* A block of data:
::::::::::

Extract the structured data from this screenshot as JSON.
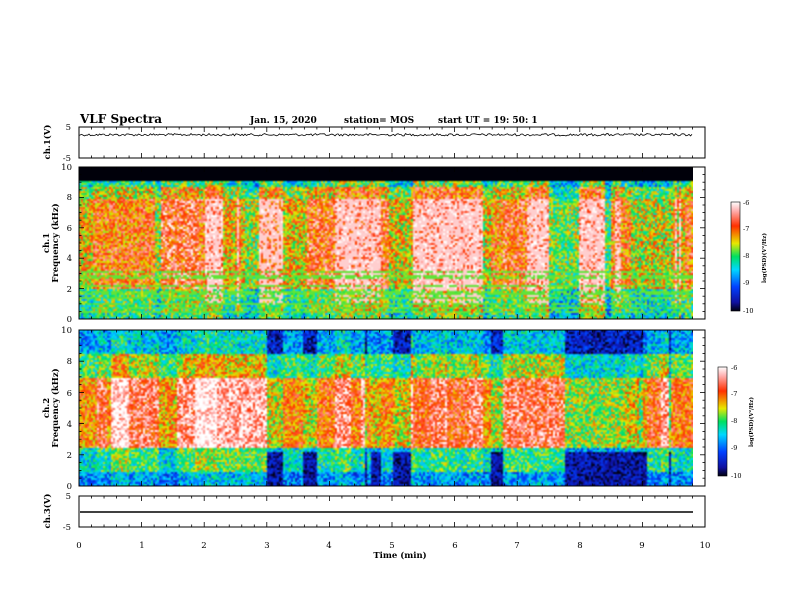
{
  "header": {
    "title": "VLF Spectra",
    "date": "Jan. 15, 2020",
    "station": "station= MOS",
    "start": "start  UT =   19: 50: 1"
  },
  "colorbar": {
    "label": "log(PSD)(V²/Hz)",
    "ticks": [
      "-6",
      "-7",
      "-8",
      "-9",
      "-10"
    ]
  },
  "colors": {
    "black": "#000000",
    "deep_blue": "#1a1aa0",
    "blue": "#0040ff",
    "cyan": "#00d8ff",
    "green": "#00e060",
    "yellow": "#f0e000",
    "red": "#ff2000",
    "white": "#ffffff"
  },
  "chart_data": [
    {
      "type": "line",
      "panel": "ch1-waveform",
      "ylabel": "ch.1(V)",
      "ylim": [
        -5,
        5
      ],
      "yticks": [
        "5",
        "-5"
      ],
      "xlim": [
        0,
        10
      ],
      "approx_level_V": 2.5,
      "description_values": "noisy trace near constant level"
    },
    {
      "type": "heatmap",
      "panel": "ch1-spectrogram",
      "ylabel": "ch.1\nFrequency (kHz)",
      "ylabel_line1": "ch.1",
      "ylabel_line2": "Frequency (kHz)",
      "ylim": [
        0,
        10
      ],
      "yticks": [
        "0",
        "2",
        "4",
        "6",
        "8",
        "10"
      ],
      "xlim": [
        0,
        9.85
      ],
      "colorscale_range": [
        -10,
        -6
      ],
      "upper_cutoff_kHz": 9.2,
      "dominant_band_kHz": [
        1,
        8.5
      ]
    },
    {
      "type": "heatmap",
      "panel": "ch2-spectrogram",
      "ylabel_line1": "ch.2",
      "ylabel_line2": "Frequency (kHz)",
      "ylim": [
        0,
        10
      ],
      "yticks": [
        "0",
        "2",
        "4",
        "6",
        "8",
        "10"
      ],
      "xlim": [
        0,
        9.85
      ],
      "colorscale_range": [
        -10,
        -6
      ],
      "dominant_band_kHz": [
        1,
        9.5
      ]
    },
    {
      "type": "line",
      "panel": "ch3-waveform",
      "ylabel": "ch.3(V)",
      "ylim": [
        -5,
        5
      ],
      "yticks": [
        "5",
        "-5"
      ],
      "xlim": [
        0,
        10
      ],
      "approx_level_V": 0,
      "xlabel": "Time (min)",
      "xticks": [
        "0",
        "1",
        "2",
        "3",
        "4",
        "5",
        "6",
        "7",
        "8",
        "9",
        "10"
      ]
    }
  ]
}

::::::::::

Pick out the lines above that hold the string "panel" and show them.

* EXPECTED ANSWER:
      "panel": "ch1-waveform",
      "panel": "ch1-spectrogram",
      "panel": "ch2-spectrogram",
      "panel": "ch3-waveform",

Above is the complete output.